__Text segment__
[cfe-dev] Adding indexing support to Clangd

Thu Aug 10 15:11:18 PDT 2017

Apologies for the delay, Nathan (CC’ed) will be preparing a document describing how it works in detail, and will bring it soon to cfe-dev for discussion.

> On Aug 9, 2017, at 1:28 PM, Marc-André Laperle <marc-andre.laperle at ericsson.com> wrote:
> 
> No concrete plan yet but it's something we'd definitely like to have. I haven't seen in detail how the "indexing while building" is going to work, maybe I missed it? I assume there will be some kind of indexer-agnostic hook in the same spirit of the refactoring work that was proposed. I'll keep an eye on this and make sure our efforts are compatible. In any case, I think there will be enough benefit to warrant major rewrites/refactorings if needed.
> 
> Marc-André
> 
> From: Benjamin Kramer <benny.kra at gmail.com <mailto:benny.kra at gmail.com>>
> Sent: Wednesday, August 9, 2017 8:54:03 AM
> To: Marc-André Laperle
> Cc: via cfe-dev; zeratul976 at hotmail.com <mailto:zeratul976 at hotmail.com>; Doug Schaefer; Alex Lorenz; Duncan P. N. Exon Smith; Argyrios Kyrtzidis
> Subject: Re: [cfe-dev] Adding indexing support to Clangd
>  
> Awesome, indexing in clangd would be super cool. Do you have a plan on
> how to combine this with the "indexing while building" stuff Apple
> folks are going to contribute? That will be important when we want to
> use clangd with larger projects.

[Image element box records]
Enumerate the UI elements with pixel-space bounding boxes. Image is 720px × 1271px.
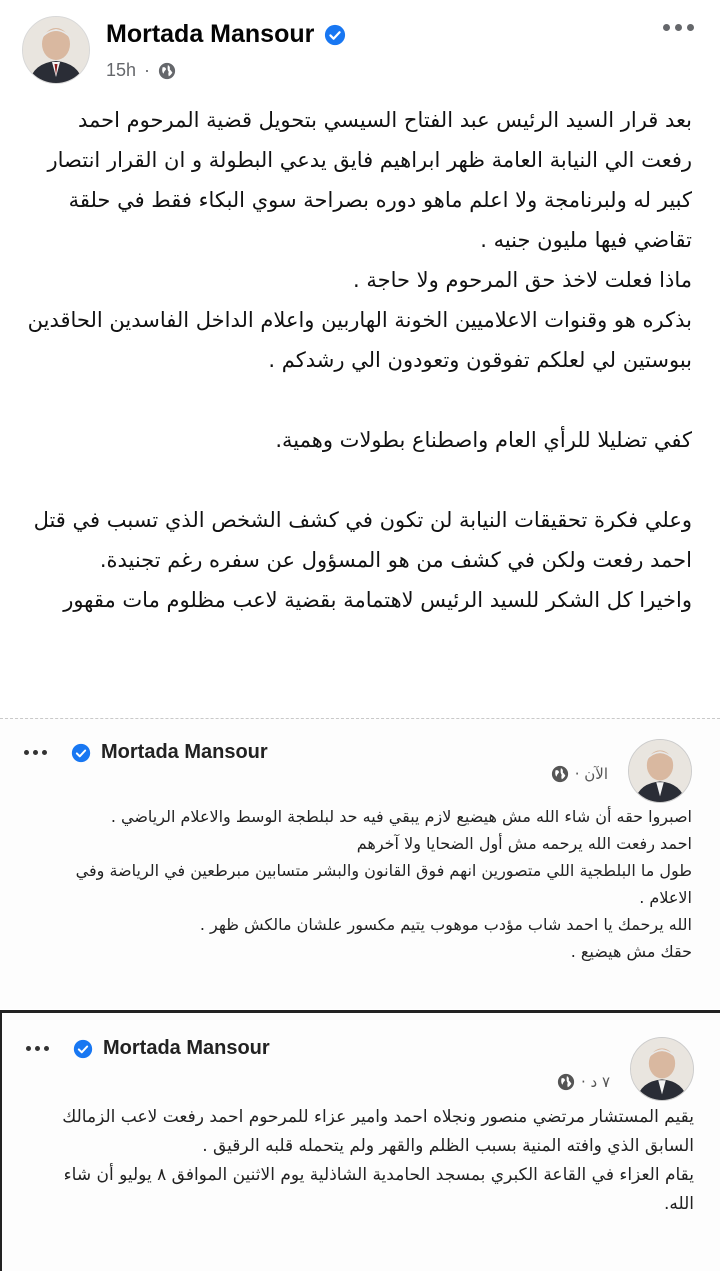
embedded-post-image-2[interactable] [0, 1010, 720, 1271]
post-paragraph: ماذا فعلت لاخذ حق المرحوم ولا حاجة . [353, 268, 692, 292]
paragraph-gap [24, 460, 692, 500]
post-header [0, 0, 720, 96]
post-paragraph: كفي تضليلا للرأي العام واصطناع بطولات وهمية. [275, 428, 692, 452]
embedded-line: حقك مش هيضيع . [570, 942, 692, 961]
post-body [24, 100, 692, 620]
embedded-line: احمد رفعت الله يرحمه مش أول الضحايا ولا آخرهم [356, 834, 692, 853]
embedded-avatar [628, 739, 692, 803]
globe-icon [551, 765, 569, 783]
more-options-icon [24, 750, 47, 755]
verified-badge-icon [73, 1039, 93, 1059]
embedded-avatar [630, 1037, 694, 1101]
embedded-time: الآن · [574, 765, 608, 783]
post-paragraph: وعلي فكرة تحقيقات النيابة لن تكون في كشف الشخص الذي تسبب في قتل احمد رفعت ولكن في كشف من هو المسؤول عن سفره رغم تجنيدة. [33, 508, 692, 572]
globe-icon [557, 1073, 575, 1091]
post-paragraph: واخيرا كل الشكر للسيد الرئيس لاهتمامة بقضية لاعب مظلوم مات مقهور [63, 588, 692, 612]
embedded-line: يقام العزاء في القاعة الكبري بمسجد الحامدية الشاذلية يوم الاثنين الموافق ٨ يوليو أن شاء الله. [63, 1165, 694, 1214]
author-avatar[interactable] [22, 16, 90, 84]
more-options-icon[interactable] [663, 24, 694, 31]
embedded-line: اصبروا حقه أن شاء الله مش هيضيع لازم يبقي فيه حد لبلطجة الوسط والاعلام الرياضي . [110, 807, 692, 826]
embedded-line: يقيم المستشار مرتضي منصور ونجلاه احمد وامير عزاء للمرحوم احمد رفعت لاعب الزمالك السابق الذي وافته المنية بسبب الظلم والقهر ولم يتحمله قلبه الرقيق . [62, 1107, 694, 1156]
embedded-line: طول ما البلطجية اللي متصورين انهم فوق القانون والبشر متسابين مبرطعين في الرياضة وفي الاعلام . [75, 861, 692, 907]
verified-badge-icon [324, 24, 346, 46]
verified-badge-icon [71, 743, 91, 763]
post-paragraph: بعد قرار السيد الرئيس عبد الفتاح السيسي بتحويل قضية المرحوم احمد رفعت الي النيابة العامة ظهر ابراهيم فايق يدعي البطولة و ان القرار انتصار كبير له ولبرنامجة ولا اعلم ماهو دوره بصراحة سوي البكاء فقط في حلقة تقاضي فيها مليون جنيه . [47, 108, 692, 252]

__Work to complete__
1 - In the Clangd indexing thread, which people are named with a full personal name on the "Cc:" line?
2 - Write the next part of the Clangd indexing thread.

__Answer set__
1 - Doug Schaefer, Alex Lorenz, Duncan P. N. Exon Smith, Argyrios Kyrtzidis

2 -
> 
> On Tue, Aug 8, 2017 at 7:52 PM, Marc-André Laperle via cfe-dev
> <cfe-dev at lists.llvm.org <mailto:cfe-dev at lists.llvm.org>> wrote:
> > Hi!
> >
> >
> > I want to give a little update on the indexing prototype for Clangd I've
> > been working on. I wanted to share the actual code on Github before I went
> > on vacation but I ran out of time! Sorry about that!
> >
> >
> > Here's a short summary of the several components there now and what's in
> > progress:
> >
> >
> > --ClangdIndexStorage--
> >
> > malloc-like interface that allocates/frees data blocks of variable sizes on
> > disk. The blocks can contain ints, shorts, strings, pointers (i.e. file
> > offsets), etc. The data is cached in 4K pieces so that local and repeated
> > accesses are all done quickly, in memory.
> >
> > Clangd mallocs and writes its index model objects using this.
> >
> >
> > --BTree--
> >
> > A pretty classic BTree implementation. Used to speed up lookup (symbol
> > names, file names). It allocates its nodes using ClangdIndexStorage
> > therefore it is stored on disk. Keys are actually records in
> > ClangdIndexStorage so you can really think of the BTree as a collection of
> > sorted pointers (sorted according to a provided comparator).
> >
> >
> >
> >
> > The index model is not very rich yet but the idea is that lower level
> > building blocks (ClangdIndexStorage, BTree) will be there so that we can
> > start iterating.
> >
> >
> > --ClangdIndexFile--
> >
> > Path + information about inclusion in order to be able to represent an
> > include graph.
> >
> > The include graph is used to know which files need reindexing for example
> > when a header file changes and also which compilation database entry to use
> > when opening a header in the editor. The first source file including the
> > header file is used to look up the entry in the compilation database. This
> > will also be used for the "Include Browser" feature in the future.
> >
> >
> > --ClangdIndexSymbol--
> >
> > USR + location (pointer to a ClangdIndexFile + start/end offsets)
> >
> > This only represents definitions in source files for now. This is part of
> > the indexing-based feature to "Open Definition".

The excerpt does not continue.